(Excerpts from a figure dataset)
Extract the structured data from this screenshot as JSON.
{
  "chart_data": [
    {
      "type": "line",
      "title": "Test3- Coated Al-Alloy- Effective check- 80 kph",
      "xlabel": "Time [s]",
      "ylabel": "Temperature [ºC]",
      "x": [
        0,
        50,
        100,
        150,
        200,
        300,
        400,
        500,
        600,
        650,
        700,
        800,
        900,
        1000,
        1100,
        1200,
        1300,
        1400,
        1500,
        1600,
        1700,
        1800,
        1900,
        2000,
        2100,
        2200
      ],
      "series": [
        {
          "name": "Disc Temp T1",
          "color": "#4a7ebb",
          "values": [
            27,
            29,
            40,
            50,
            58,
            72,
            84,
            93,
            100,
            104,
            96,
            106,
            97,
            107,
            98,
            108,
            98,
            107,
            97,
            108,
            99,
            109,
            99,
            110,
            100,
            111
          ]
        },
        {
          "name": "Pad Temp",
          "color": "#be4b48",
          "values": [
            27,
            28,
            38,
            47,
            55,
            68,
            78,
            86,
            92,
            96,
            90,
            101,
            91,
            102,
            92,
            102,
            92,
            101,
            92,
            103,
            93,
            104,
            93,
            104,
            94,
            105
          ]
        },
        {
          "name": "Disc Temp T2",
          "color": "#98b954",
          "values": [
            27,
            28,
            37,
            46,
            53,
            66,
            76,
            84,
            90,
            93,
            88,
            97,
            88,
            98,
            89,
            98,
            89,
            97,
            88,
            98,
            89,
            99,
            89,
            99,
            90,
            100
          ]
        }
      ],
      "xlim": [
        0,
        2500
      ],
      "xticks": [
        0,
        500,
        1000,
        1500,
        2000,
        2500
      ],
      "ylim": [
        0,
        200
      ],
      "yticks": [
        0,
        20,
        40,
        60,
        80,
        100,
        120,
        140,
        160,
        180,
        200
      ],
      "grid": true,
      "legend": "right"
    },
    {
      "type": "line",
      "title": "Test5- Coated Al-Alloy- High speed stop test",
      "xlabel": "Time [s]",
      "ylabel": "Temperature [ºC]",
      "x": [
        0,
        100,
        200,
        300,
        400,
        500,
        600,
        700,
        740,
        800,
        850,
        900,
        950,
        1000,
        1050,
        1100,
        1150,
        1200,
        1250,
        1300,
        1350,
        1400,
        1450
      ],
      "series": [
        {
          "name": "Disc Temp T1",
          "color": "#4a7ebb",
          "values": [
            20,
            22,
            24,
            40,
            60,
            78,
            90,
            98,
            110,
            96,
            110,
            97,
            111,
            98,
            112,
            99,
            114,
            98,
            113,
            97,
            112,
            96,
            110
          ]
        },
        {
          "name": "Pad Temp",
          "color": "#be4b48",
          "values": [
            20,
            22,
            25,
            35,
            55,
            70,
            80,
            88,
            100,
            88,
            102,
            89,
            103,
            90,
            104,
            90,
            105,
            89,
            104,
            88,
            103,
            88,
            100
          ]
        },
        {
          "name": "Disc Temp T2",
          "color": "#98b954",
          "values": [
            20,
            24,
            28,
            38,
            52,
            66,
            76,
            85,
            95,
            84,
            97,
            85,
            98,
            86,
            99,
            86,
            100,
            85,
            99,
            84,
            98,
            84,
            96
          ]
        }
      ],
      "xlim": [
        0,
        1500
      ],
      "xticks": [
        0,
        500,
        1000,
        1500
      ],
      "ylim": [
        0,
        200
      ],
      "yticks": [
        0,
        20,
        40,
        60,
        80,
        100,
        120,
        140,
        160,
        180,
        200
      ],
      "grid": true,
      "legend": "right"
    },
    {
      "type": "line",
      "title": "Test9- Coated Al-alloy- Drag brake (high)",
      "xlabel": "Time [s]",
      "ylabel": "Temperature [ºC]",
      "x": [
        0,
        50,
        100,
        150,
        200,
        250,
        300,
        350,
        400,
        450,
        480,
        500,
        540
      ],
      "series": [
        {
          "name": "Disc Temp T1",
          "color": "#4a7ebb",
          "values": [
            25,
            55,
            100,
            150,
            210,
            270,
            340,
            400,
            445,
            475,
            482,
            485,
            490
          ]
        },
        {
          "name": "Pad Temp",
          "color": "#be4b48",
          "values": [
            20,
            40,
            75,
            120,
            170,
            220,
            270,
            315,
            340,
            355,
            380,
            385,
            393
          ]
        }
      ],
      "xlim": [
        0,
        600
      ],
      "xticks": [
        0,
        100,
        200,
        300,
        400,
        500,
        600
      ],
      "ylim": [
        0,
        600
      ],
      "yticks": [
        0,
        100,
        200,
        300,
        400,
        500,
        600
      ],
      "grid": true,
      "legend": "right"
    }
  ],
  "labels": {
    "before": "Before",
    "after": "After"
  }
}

(JOB) Which lines include "title"? Copy each of them out.

(OUTPUT FOR THIS TASK)
      "title": "Test3- Coated Al-Alloy- Effective check- 80 kph",
      "title": "Test5- Coated Al-Alloy- High speed stop test",
      "title": "Test9- Coated Al-alloy- Drag brake (high)",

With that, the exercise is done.